**DIRECTIONS FOR THIS TASK**
Count the lines below that contain the word "Федерации", and reply with that number alone.

##############################

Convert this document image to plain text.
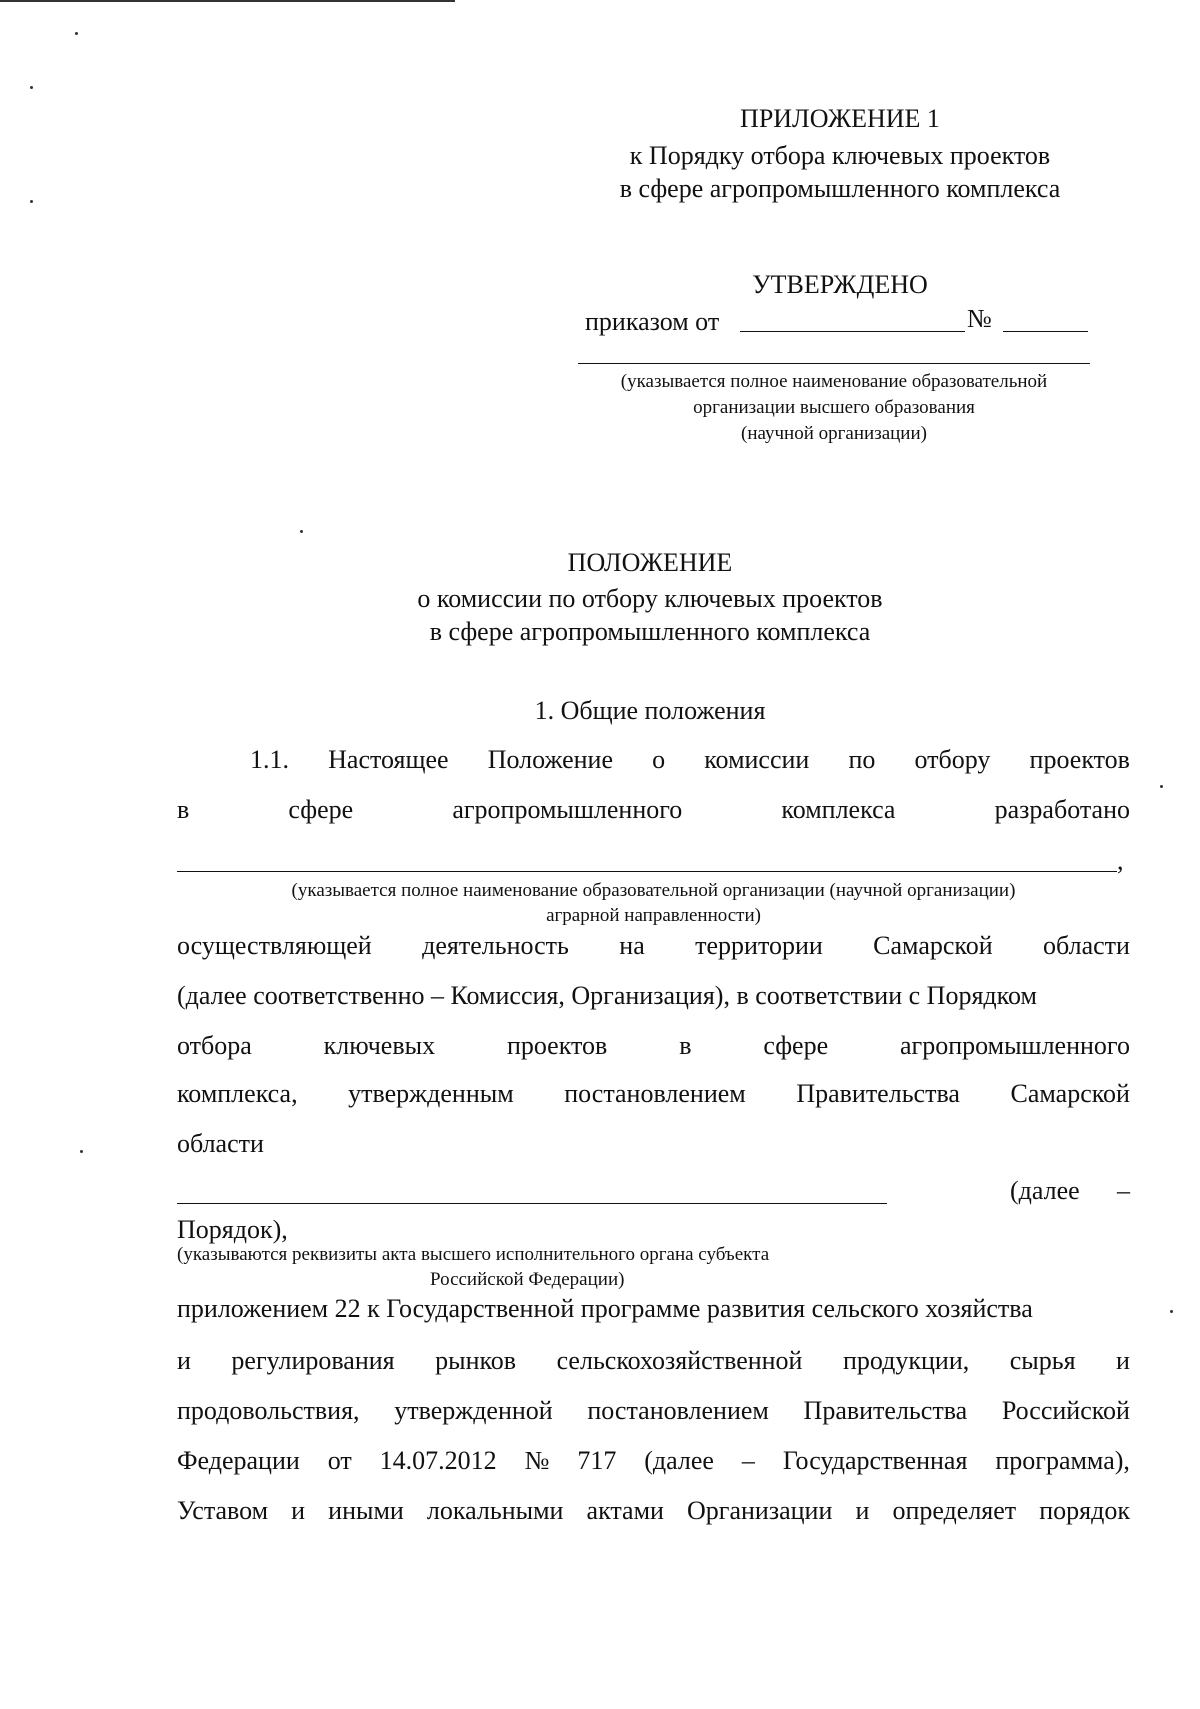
ПРИЛОЖЕНИЕ 1
к Порядку отбора ключевых проектов
в сфере агропромышленного комплекса
УТВЕРЖДЕНО
приказом от	№
(указывается полное наименование образовательной
организации высшего образования
(научной организации)
ПОЛОЖЕНИЕ
о комиссии по отбору ключевых проектов
в сфере агропромышленного комплекса
1. Общие положения
1.1. Настоящее Положение о комиссии по отбору проектов
в	сфере	агропромышленного	комплекса	разработано
,
(указывается полное наименование образовательной организации (научной организации)
аграрной направленности)
осуществляющей деятельность на территории Самарской области
(далее соответственно – Комиссия, Организация), в соответствии с Порядком
отбора	ключевых	проектов	в	сфере	агропромышленного
комплекса, утвержденным постановлением Правительства Самарской
области
(далее –
Порядок),
(указываются реквизиты акта высшего исполнительного органа субъекта
Российской Федерации)
приложением 22 к Государственной программе развития сельского хозяйства
и регулирования рынков сельскохозяйственной продукции, сырья и
продовольствия, утвержденной постановлением Правительства Российской
Федерации от 14.07.2012 № 717 (далее – Государственная программа),
Уставом и иными локальными актами Организации и определяет порядок
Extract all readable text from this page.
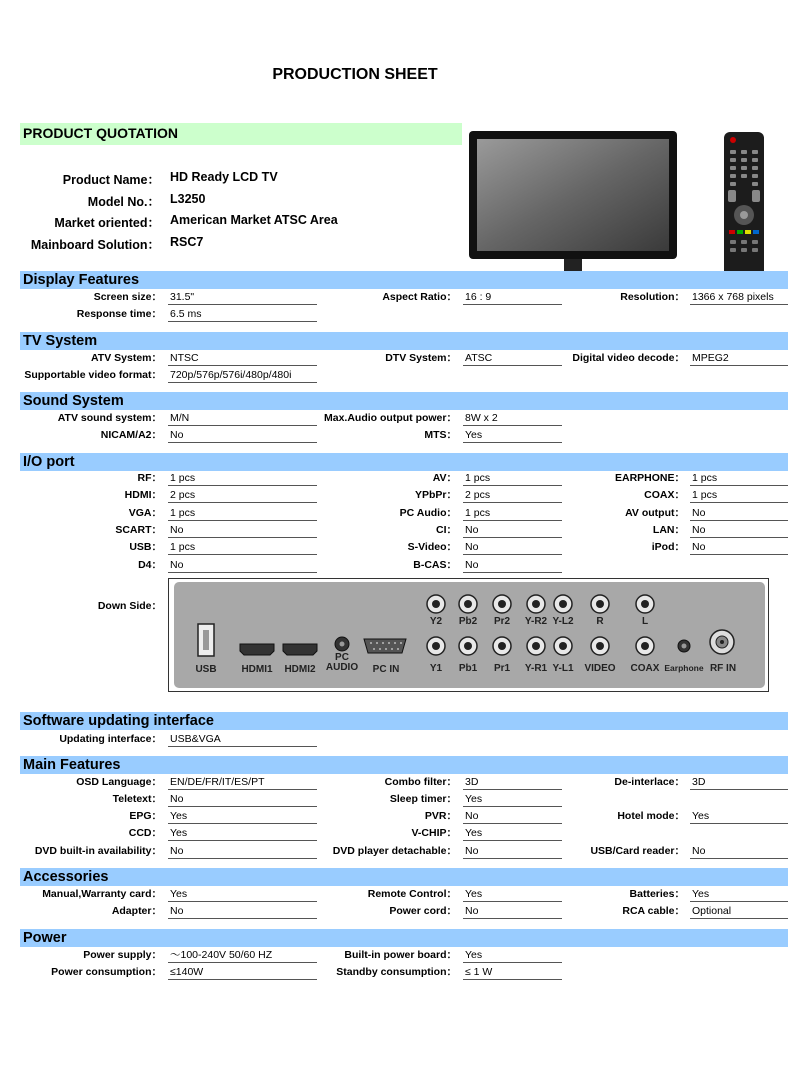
PRODUCTION SHEET
PRODUCT QUOTATION
Product Name： HD Ready LCD TV
Model No.： L3250
Market oriented： American Market ATSC Area
Mainboard Solution： RSC7
Display Features
Screen size： 31.5"	Aspect Ratio： 16 : 9	Resolution： 1366 x 768 pixels
Response time： 6.5 ms
TV System
ATV System： NTSC	DTV System： ATSC	Digital video decode： MPEG2
Supportable video format： 720p/576p/576i/480p/480i
Sound System
ATV sound system： M/N	Max.Audio output power： 8W x 2
NICAM/A2： No	MTS： Yes
I/O port
RF： 1 pcs	AV： 1 pcs	EARPHONE： 1 pcs
HDMI： 2 pcs	YPbPr： 2 pcs	COAX： 1 pcs
VGA： 1 pcs	PC Audio： 1 pcs	AV output： No
SCART： No	CI： No	LAN： No
USB： 1 pcs	S-Video： No	iPod： No
D4： No	B-CAS： No
Down Side：
Y2	Pb2	Pr2	Y-R2 Y-L2	R	L
Y1	Pb1	Pr1	Y-R1 Y-L1	VIDEO	COAX Earphone RF IN
USB	HDMI1	HDMI2
PC
AUDIO	PC IN
Software updating interface
Updating interface： USB&VGA
Main Features
OSD Language： EN/DE/FR/IT/ES/PT	Combo filter： 3D	De-interlace： 3D
Teletext： No	Sleep timer： Yes
EPG： Yes	PVR： No	Hotel mode： Yes
CCD： Yes	V-CHIP： Yes
DVD built-in availability： No	DVD player detachable： No	USB/Card reader： No
Accessories
Manual,Warranty card： Yes	Remote Control： Yes	Batteries： Yes
Adapter： No	Power cord： No	RCA cable： Optional
Power
Power supply： ～100-240V 50/60 HZ	Built-in power board： Yes
Power consumption： ≤140W	Standby consumption： ≤ 1 W
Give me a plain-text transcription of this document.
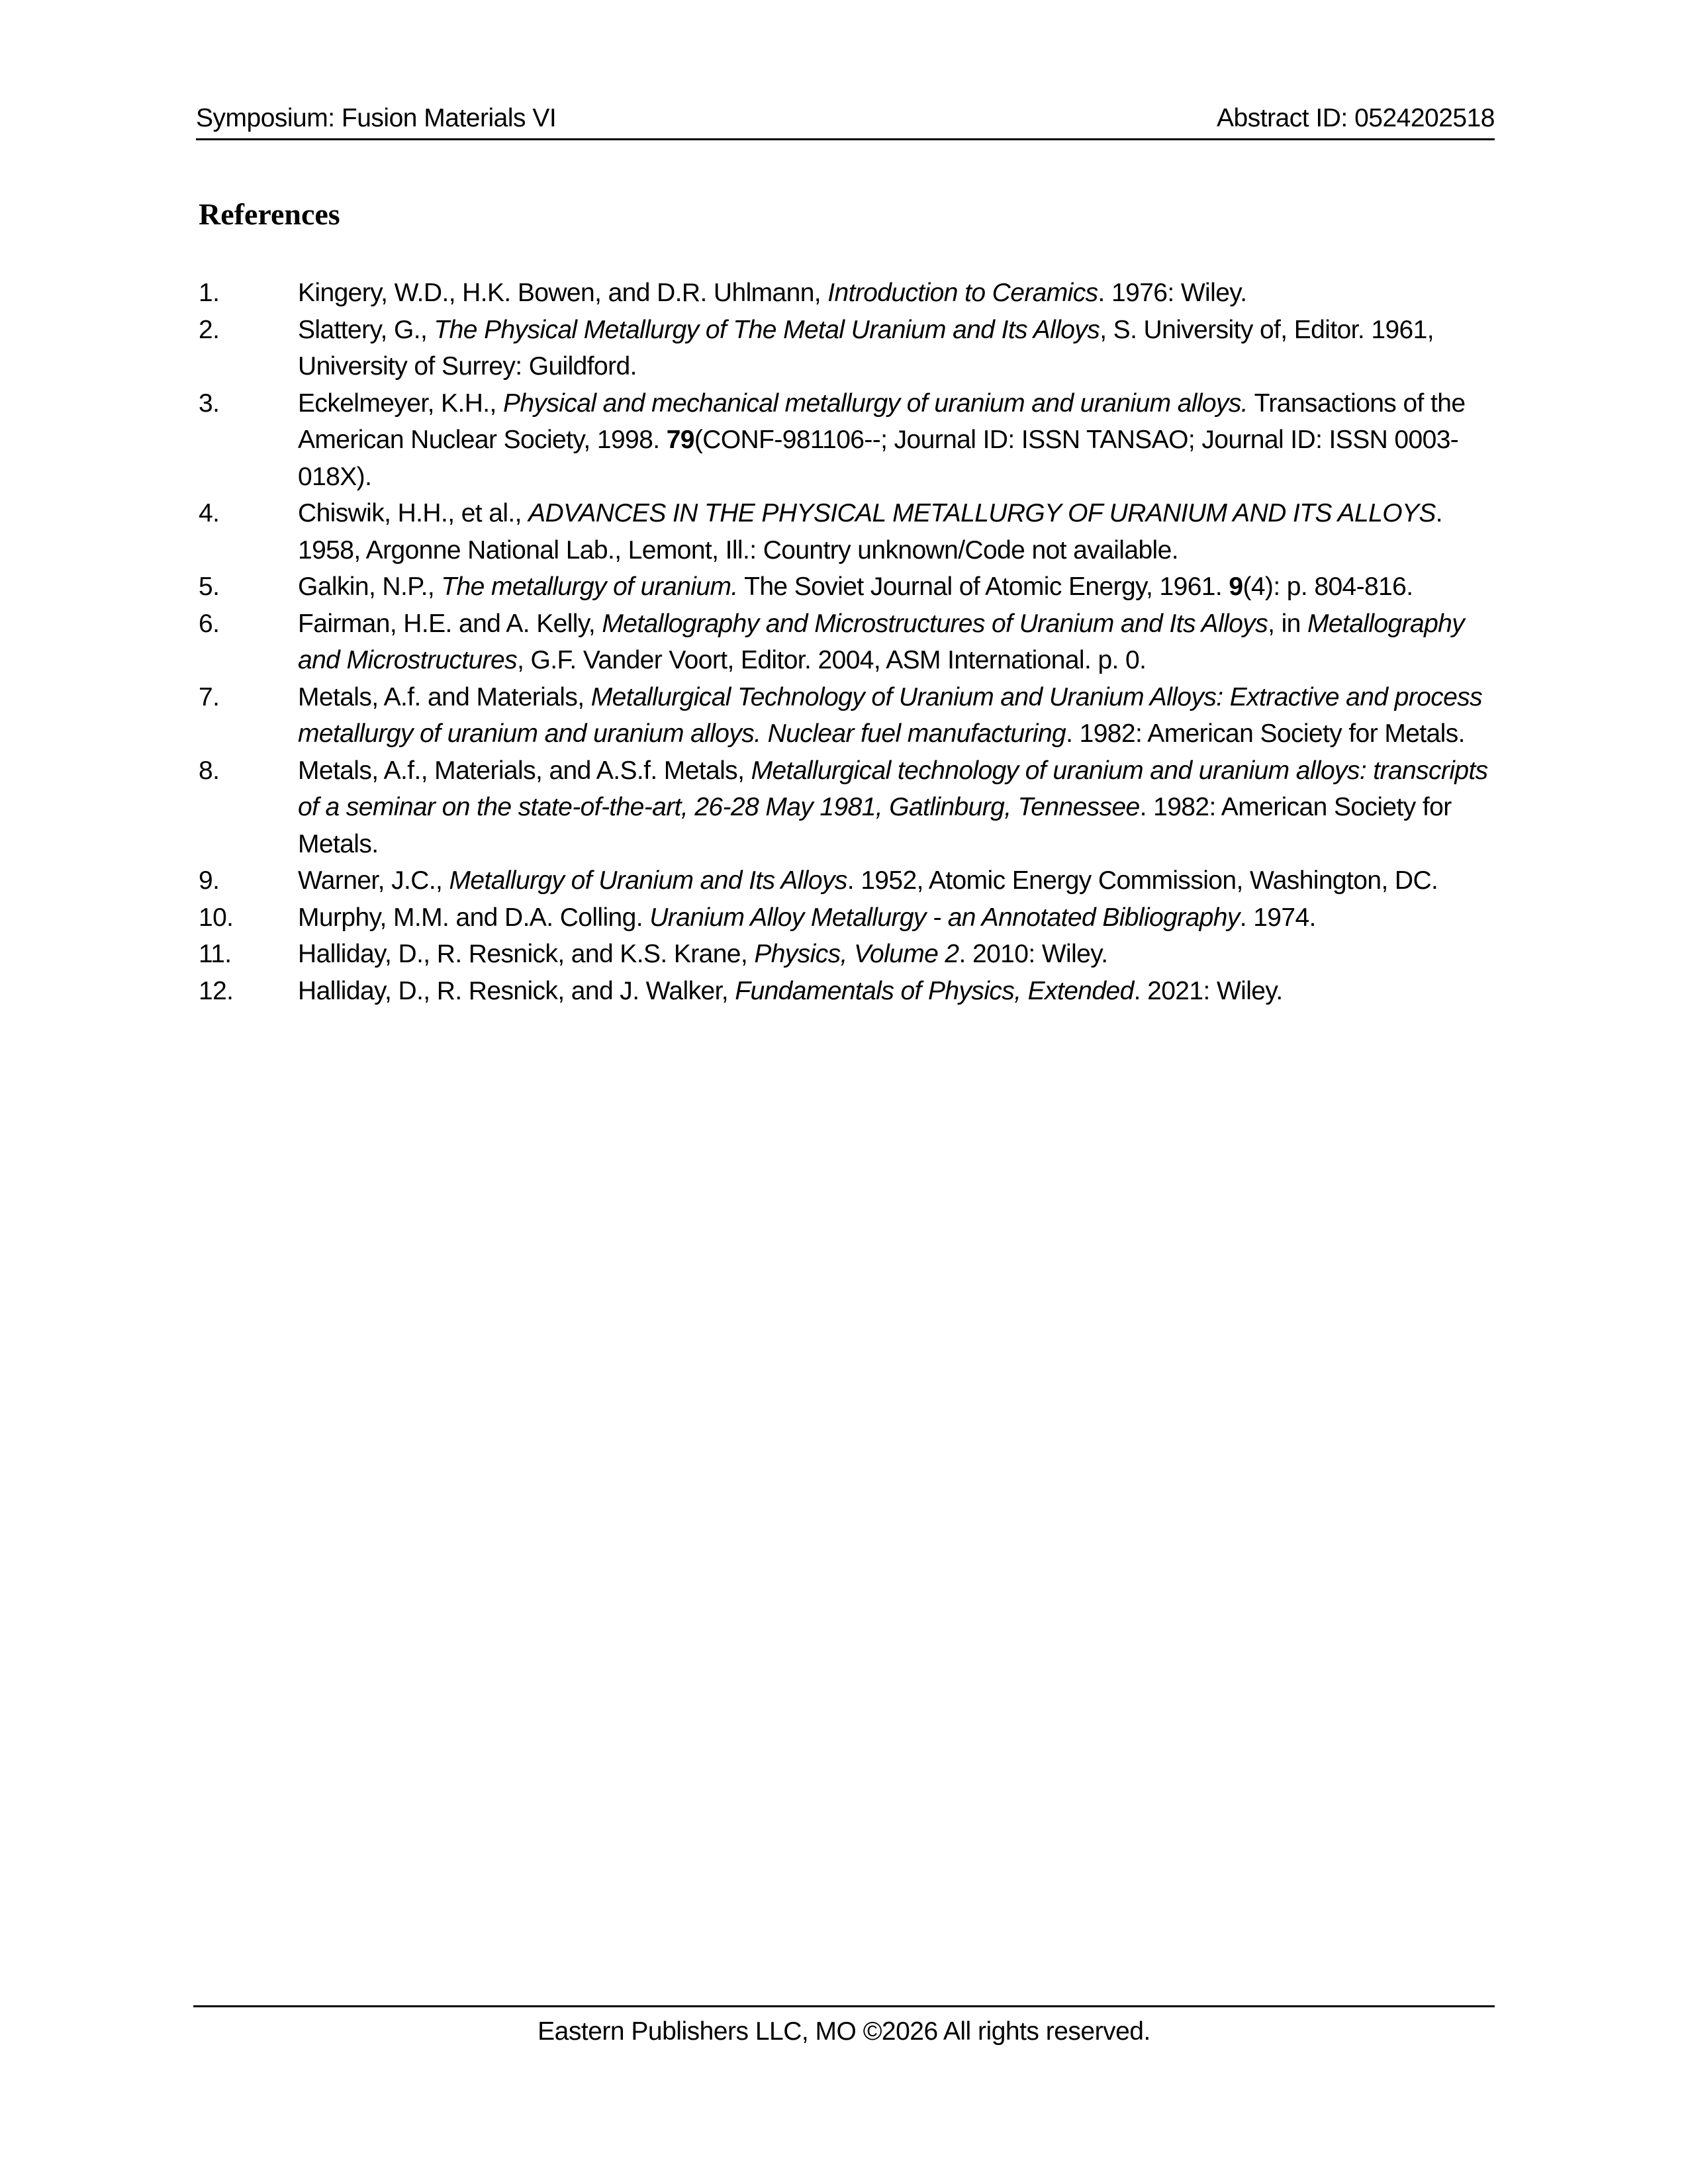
Symposium: Fusion Materials VI	Abstract ID: 0524202518
References
1.	Kingery, W.D., H.K. Bowen, and D.R. Uhlmann, Introduction to Ceramics. 1976: Wiley.
2.	Slattery, G., The Physical Metallurgy of The Metal Uranium and Its Alloys, S. University of, Editor. 1961, University of Surrey: Guildford.
3.	Eckelmeyer, K.H., Physical and mechanical metallurgy of uranium and uranium alloys. Transactions of the American Nuclear Society, 1998. 79(CONF-981106--; Journal ID: ISSN TANSAO; Journal ID: ISSN 0003-018X).
4.	Chiswik, H.H., et al., ADVANCES IN THE PHYSICAL METALLURGY OF URANIUM AND ITS ALLOYS. 1958, Argonne National Lab., Lemont, Ill.: Country unknown/Code not available.
5.	Galkin, N.P., The metallurgy of uranium. The Soviet Journal of Atomic Energy, 1961. 9(4): p. 804-816.
6.	Fairman, H.E. and A. Kelly, Metallography and Microstructures of Uranium and Its Alloys, in Metallography and Microstructures, G.F. Vander Voort, Editor. 2004, ASM International. p. 0.
7.	Metals, A.f. and Materials, Metallurgical Technology of Uranium and Uranium Alloys: Extractive and process metallurgy of uranium and uranium alloys. Nuclear fuel manufacturing. 1982: American Society for Metals.
8.	Metals, A.f., Materials, and A.S.f. Metals, Metallurgical technology of uranium and uranium alloys: transcripts of a seminar on the state-of-the-art, 26-28 May 1981, Gatlinburg, Tennessee. 1982: American Society for Metals.
9.	Warner, J.C., Metallurgy of Uranium and Its Alloys. 1952, Atomic Energy Commission, Washington, DC.
10.	Murphy, M.M. and D.A. Colling. Uranium Alloy Metallurgy - an Annotated Bibliography. 1974.
11.	Halliday, D., R. Resnick, and K.S. Krane, Physics, Volume 2. 2010: Wiley.
12.	Halliday, D., R. Resnick, and J. Walker, Fundamentals of Physics, Extended. 2021: Wiley.
Eastern Publishers LLC, MO ©2026 All rights reserved.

##############################

**CORRECT OUTPUT**
2